▶ [Do this] Look through the lines below and extract each one that contains "local".

— Begin Data for this exercise —

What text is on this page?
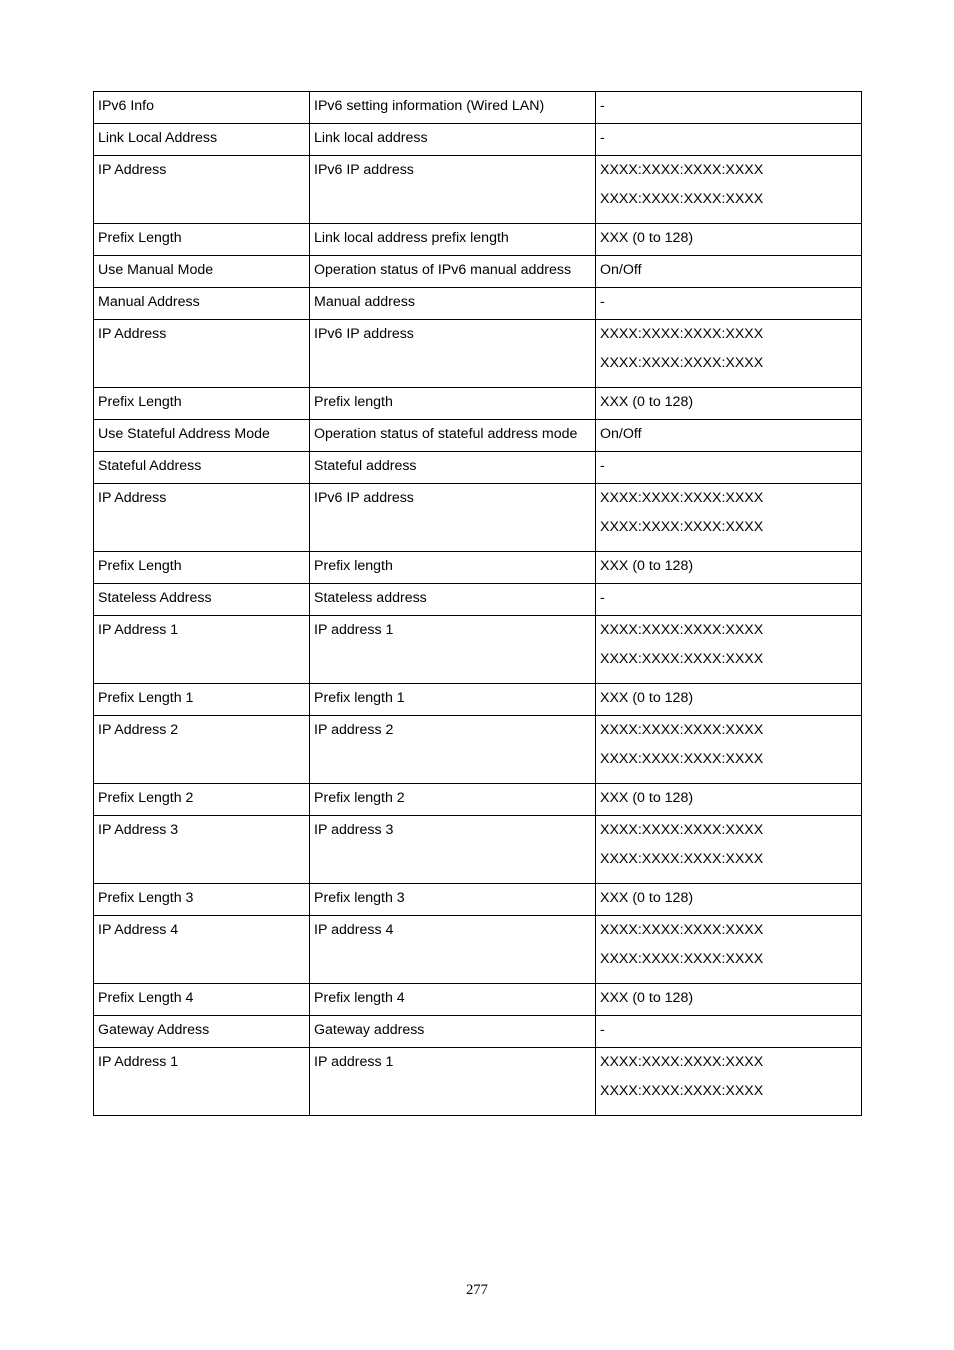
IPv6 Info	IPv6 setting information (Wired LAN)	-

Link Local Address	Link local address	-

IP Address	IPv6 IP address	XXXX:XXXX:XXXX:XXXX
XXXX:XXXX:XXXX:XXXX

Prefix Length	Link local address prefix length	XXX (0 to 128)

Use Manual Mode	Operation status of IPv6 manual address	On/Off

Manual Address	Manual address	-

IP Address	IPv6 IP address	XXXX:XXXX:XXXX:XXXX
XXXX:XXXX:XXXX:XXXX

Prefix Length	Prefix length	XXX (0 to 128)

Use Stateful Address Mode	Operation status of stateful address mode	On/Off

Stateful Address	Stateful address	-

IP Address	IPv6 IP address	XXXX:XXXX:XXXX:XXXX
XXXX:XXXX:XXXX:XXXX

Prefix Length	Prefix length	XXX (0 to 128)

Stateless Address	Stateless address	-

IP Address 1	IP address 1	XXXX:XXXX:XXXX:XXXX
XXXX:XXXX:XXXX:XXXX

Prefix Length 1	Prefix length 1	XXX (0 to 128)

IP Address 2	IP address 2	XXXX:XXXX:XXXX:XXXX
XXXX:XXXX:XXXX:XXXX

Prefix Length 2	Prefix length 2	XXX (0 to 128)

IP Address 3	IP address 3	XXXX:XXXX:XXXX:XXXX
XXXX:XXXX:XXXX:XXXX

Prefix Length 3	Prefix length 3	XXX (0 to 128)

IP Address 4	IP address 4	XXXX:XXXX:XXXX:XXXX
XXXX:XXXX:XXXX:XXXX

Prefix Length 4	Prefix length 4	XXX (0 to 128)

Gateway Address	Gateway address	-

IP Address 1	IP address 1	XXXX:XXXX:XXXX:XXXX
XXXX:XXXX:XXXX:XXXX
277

— End Data for this exercise —
— Begin Data for this exercise —

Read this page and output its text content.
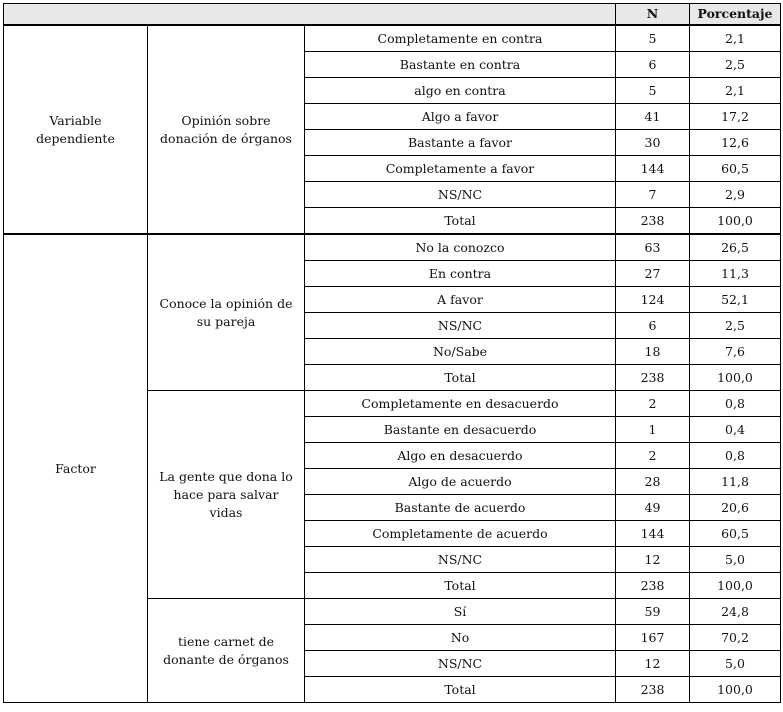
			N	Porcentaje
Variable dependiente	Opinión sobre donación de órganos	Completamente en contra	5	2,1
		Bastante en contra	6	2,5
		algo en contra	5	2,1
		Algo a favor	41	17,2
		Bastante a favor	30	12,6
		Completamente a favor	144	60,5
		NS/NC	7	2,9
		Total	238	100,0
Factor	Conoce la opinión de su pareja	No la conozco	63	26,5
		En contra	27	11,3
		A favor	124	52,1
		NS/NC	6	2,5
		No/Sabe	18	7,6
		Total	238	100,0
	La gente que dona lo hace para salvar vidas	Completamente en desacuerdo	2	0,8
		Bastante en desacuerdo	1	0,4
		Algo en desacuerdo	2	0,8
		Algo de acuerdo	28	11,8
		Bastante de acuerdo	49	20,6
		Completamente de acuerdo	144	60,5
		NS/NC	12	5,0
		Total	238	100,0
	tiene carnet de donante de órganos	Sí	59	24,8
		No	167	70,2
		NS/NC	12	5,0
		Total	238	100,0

— End Data for this exercise —
— Begin Data for this exercise —

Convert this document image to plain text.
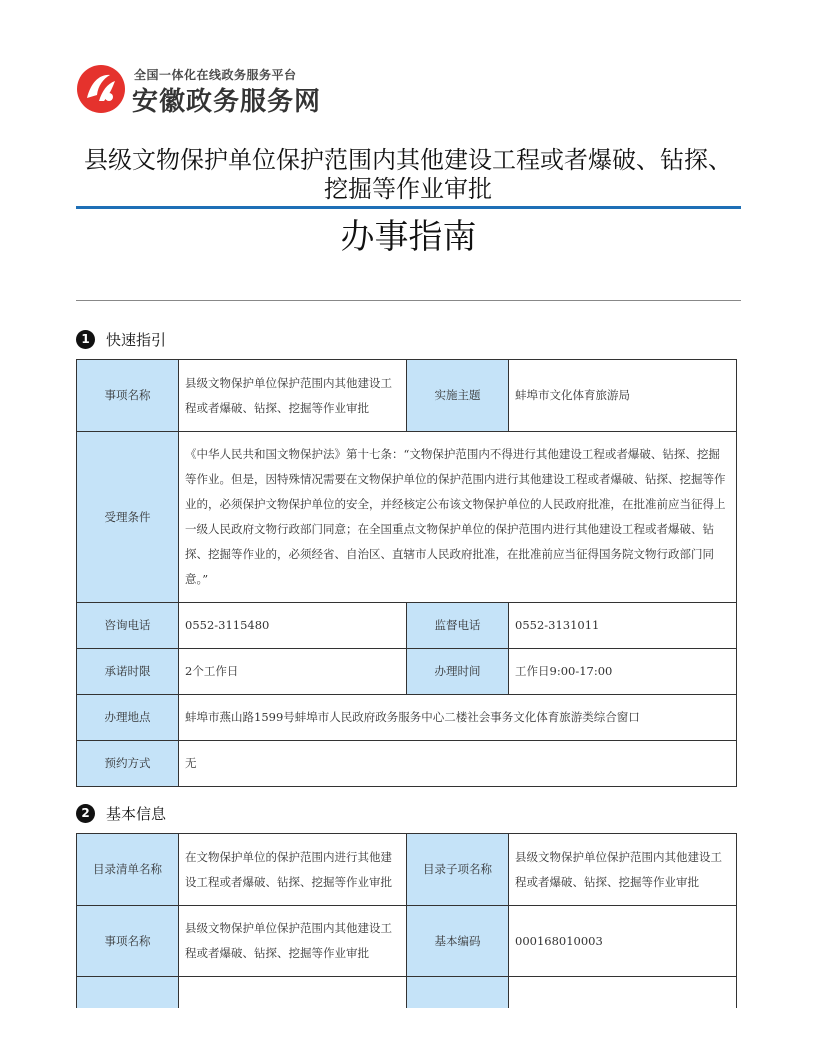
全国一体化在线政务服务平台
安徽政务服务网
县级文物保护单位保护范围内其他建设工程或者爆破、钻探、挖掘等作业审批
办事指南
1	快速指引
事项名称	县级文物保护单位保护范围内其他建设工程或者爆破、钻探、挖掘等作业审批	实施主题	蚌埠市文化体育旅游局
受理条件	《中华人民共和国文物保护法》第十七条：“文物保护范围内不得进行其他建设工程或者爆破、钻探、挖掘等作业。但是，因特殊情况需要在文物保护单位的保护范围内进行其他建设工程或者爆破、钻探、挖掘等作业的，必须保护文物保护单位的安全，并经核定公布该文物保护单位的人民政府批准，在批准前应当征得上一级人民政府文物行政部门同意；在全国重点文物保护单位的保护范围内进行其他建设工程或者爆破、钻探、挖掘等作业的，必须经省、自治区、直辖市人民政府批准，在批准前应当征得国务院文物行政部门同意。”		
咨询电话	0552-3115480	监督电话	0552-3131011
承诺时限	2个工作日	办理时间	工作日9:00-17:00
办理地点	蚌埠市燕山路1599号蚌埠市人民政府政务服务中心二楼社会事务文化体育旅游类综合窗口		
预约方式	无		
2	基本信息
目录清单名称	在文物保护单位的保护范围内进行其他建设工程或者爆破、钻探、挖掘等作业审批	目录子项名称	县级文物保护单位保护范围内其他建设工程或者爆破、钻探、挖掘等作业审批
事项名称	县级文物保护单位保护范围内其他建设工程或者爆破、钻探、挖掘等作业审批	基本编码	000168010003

— End Data for this exercise —

▶ [Full output]
Link Local Address	Link local address	-
Prefix Length	Link local address prefix length	XXX (0 to 128)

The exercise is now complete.